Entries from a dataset
--- BEGIN ---
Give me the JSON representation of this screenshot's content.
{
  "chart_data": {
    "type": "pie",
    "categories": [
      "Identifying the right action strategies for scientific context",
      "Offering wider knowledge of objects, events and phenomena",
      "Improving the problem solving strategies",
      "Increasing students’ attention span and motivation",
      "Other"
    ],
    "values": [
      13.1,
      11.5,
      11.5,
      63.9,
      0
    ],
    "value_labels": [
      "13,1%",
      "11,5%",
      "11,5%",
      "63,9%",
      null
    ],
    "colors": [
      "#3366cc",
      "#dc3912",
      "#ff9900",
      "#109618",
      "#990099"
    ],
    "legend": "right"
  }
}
--- END ---
» **Stated problem**
Write the entire listing out again, word for word.

» **Written response**
Give me the JSON representation of this screenshot's content.
{
  "chart_data": {
    "type": "pie",
    "categories": [
      "Identifying the right action strategies for scientific context",
      "Offering wider knowledge of objects, events and phenomena",
      "Improving the problem solving strategies",
      "Increasing students’ attention span and motivation",
      "Other"
    ],
    "values": [
      13.1,
      11.5,
      11.5,
      63.9,
      0
    ],
    "value_labels": [
      "13,1%",
      "11,5%",
      "11,5%",
      "63,9%",
      null
    ],
    "colors": [
      "#3366cc",
      "#dc3912",
      "#ff9900",
      "#109618",
      "#990099"
    ],
    "legend": "right"
  }
}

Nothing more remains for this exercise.